Collected data entries
[BEGIN]

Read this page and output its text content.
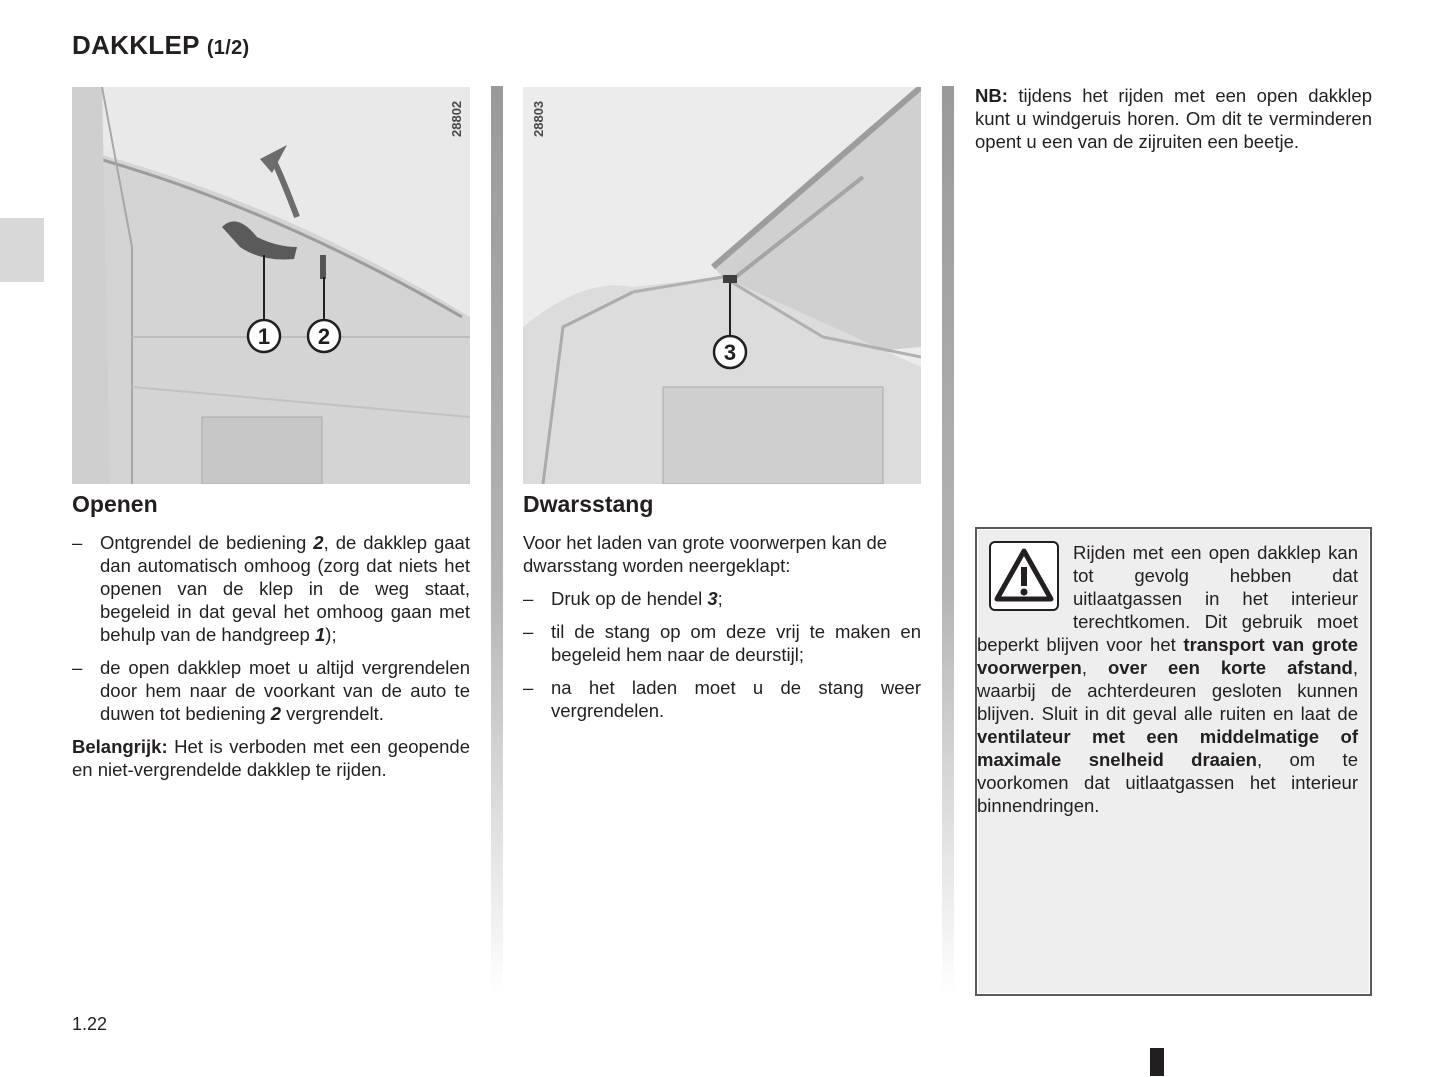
DAKKLEP (1/2)
1 2
28802
3
28803
Openen
– Ontgrendel de bediening 2, de dakklep gaat dan automatisch omhoog (zorg dat niets het openen van de klep in de weg staat, begeleid in dat geval het omhoog gaan met behulp van de handgreep 1);
– de open dakklep moet u altijd vergrendelen door hem naar de voorkant van de auto te duwen tot bediening 2 vergrendelt.

Belangrijk: Het is verboden met een geopende en niet-vergrendelde dakklep te rijden.

Dwarsstang

Voor het laden van grote voorwerpen kan de dwarsstang worden neergeklapt:

– Druk op de hendel 3;
– til de stang op om deze vrij te maken en begeleid hem naar de deurstijl;
– na het laden moet u de stang weer vergrendelen.
NB: tijdens het rijden met een open dakklep kunt u windgeruis horen. Om dit te verminderen opent u een van de zijruiten een beetje.
Rijden met een open dakklep kan tot gevolg hebben dat uitlaatgassen in het interieur terechtkomen. Dit gebruik moet beperkt blijven voor het transport van grote voorwerpen, over een korte afstand, waarbij de achterdeuren gesloten kunnen blijven. Sluit in dit geval alle ruiten en laat de ventilateur met een middelmatige of maximale snelheid draaien, om te voorkomen dat uitlaatgassen het interieur binnendringen.
1.22
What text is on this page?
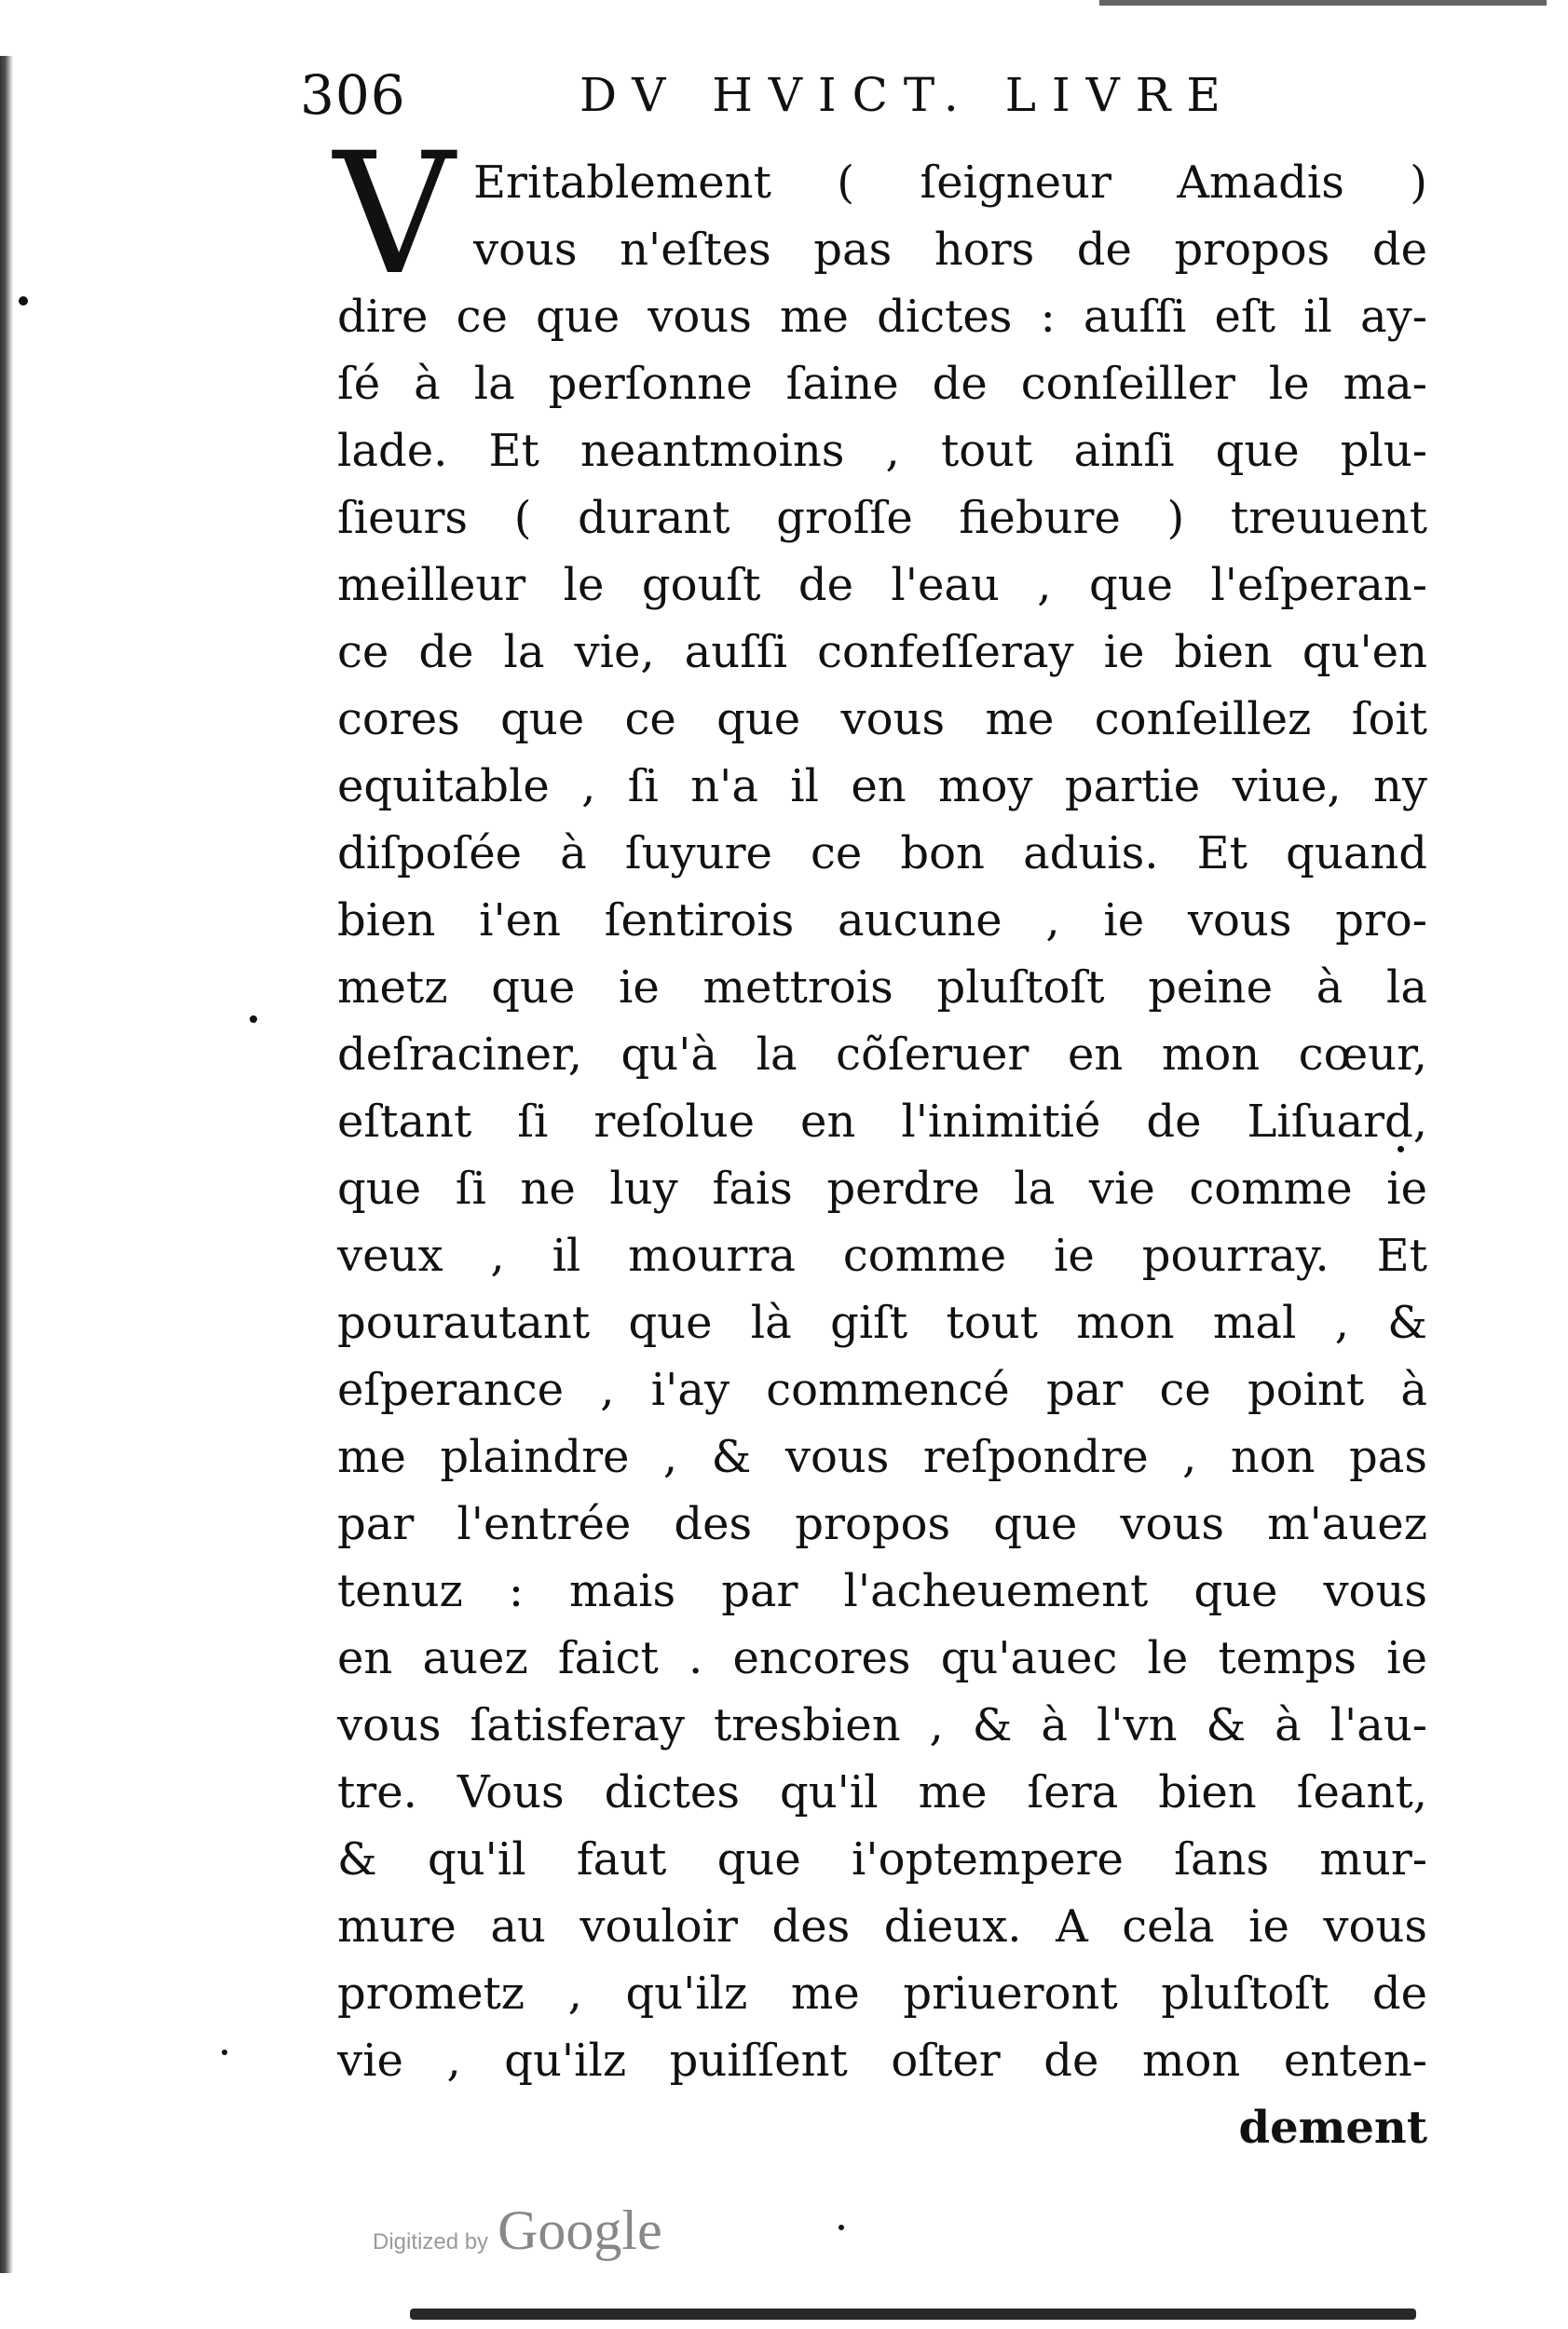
306	DV HVICT. LIVRE
V Eritablement ( ſeigneur Amadis )
vous n'eſtes pas hors de propos de
dire ce que vous me dictes : auſſi eſt il ay-
ſé à la perſonne ſaine de conſeiller le ma-
lade. Et neantmoins , tout ainſi que plu-
ſieurs ( durant groſſe fiebure ) treuuent
meilleur le gouſt de l'eau , que l'eſperan-
ce de la vie, auſſi confeſſeray ie bien qu'en
cores que ce que vous me conſeillez ſoit
equitable , ſi n'a il en moy partie viue, ny
diſpoſée à ſuyure ce bon aduis. Et quand
bien i'en ſentirois aucune , ie vous pro-
metz que ie mettrois pluſtoſt peine à la
deſraciner, qu'à la cõſeruer en mon cœur,
eſtant ſi reſolue en l'inimitié de Liſuard,
que ſi ne luy fais perdre la vie comme ie
veux , il mourra comme ie pourray. Et
pourautant que là giſt tout mon mal , &
eſperance , i'ay commencé par ce point à
me plaindre , & vous reſpondre , non pas
par l'entrée des propos que vous m'auez
tenuz : mais par l'acheuement que vous
en auez faict . encores qu'auec le temps ie
vous ſatisferay tresbien , & à l'vn & à l'au-
tre. Vous dictes qu'il me ſera bien ſeant,
& qu'il faut que i'optempere ſans mur-
mure au vouloir des dieux. A cela ie vous
prometz , qu'ilz me priueront pluſtoſt de
vie , qu'ilz puiſſent oſter de mon enten-
dement
Digitized by Google
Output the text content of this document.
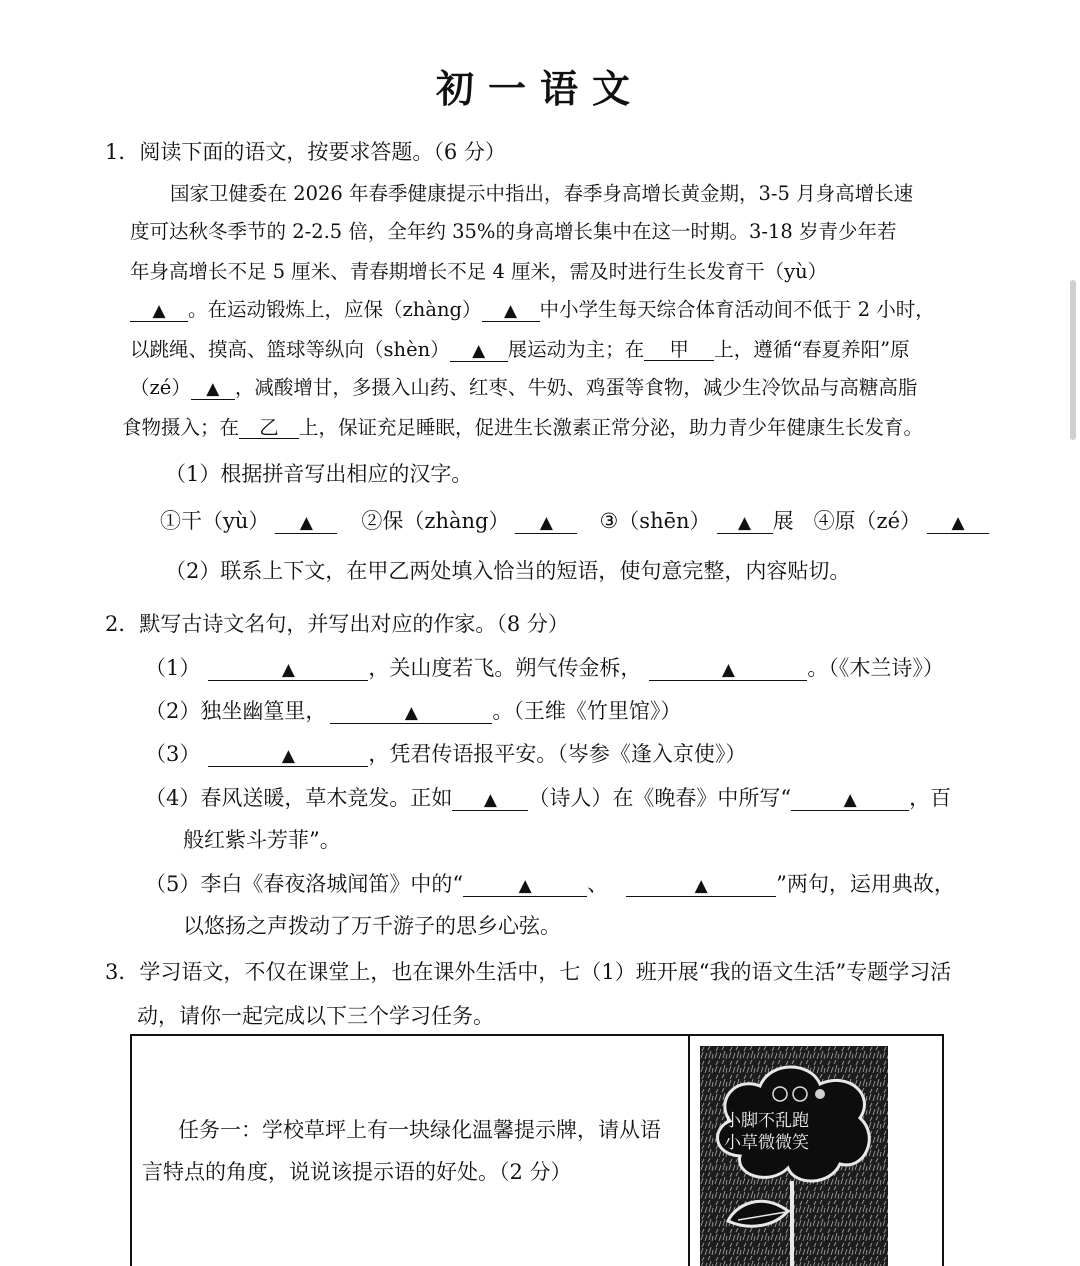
初一语文
1．阅读下面的语文，按要求答题。（6 分）
国家卫健委在 2026 年春季健康提示中指出，春季身高增长黄金期，3-5 月身高增长速
度可达秋冬季节的 2-2.5 倍，全年约 35%的身高增长集中在这一时期。3-18 岁青少年若
年身高增长不足 5 厘米、青春期增长不足 4 厘米，需及时进行生长发育干（yù）
▲ 。在运动锻炼上，应保（zhàng） ▲ 中小学生每天综合体育活动间不低于 2 小时，
以跳绳、摸高、篮球等纵向（shèn） ▲ 展运动为主；在 甲 上，遵循“春夏养阳”原
（zé） ▲ ，减酸增甘，多摄入山药、红枣、牛奶、鸡蛋等食物，减少生冷饮品与高糖高脂
食物摄入；在 乙 上，保证充足睡眠，促进生长激素正常分泌，助力青少年健康生长发育。
（1）根据拼音写出相应的汉字。
①干（yù） ▲ ②保（zhàng） ▲ ③（shēn） ▲ 展 ④原（zé） ▲
（2）联系上下文，在甲乙两处填入恰当的短语，使句意完整，内容贴切。
2．默写古诗文名句，并写出对应的作家。（8 分）
（1）	▲	，关山度若飞。朔气传金柝，	▲	。（《木兰诗》）
（2）独坐幽篁里，	▲	。（王维《竹里馆》）
（3）	▲	，凭君传语报平安。（岑参《逢入京使》）
（4）春风送暖，草木竞发。正如 ▲ （诗人）在《晚春》中所写“	▲ ，百
般红紫斗芳菲”。
（5）李白《春夜洛城闻笛》中的“	▲	、	▲	”两句，运用典故，
以悠扬之声拨动了万千游子的思乡心弦。
3．学习语文，不仅在课堂上，也在课外生活中，七（1）班开展“我的语文生活”专题学习活
动，请你一起完成以下三个学习任务。
任务一：学校草坪上有一块绿化温馨提示牌，请从语
言特点的角度，说说该提示语的好处。（2 分）
小脚不乱跑
小草微微笑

[END]

Extract exactly the lines from the one containing "Output the text content of this document." through the last line of the records above, both included, and leave out the pictures.

### ANSWER BELOW
Output the text content of this document.
初一语文
1．阅读下面的语文，按要求答题。（6 分）
国家卫健委在 2026 年春季健康提示中指出，春季身高增长黄金期，3-5 月身高增长速
度可达秋冬季节的 2-2.5 倍，全年约 35%的身高增长集中在这一时期。3-18 岁青少年若
年身高增长不足 5 厘米、青春期增长不足 4 厘米，需及时进行生长发育干（yù）
▲ 。在运动锻炼上，应保（zhàng） ▲ 中小学生每天综合体育活动间不低于 2 小时，
以跳绳、摸高、篮球等纵向（shèn） ▲ 展运动为主；在 甲 上，遵循“春夏养阳”原
（zé） ▲ ，减酸增甘，多摄入山药、红枣、牛奶、鸡蛋等食物，减少生冷饮品与高糖高脂
食物摄入；在 乙 上，保证充足睡眠，促进生长激素正常分泌，助力青少年健康生长发育。
（1）根据拼音写出相应的汉字。
①干（yù） ▲ ②保（zhàng） ▲ ③（shēn） ▲ 展 ④原（zé） ▲
（2）联系上下文，在甲乙两处填入恰当的短语，使句意完整，内容贴切。
2．默写古诗文名句，并写出对应的作家。（8 分）
（1）	▲	，关山度若飞。朔气传金柝，	▲	。（《木兰诗》）
（2）独坐幽篁里，	▲	。（王维《竹里馆》）
（3）	▲	，凭君传语报平安。（岑参《逢入京使》）
（4）春风送暖，草木竞发。正如 ▲ （诗人）在《晚春》中所写“	▲ ，百
般红紫斗芳菲”。
（5）李白《春夜洛城闻笛》中的“	▲	、	▲	”两句，运用典故，
以悠扬之声拨动了万千游子的思乡心弦。
3．学习语文，不仅在课堂上，也在课外生活中，七（1）班开展“我的语文生活”专题学习活
动，请你一起完成以下三个学习任务。
任务一：学校草坪上有一块绿化温馨提示牌，请从语
言特点的角度，说说该提示语的好处。（2 分）
小脚不乱跑
小草微微笑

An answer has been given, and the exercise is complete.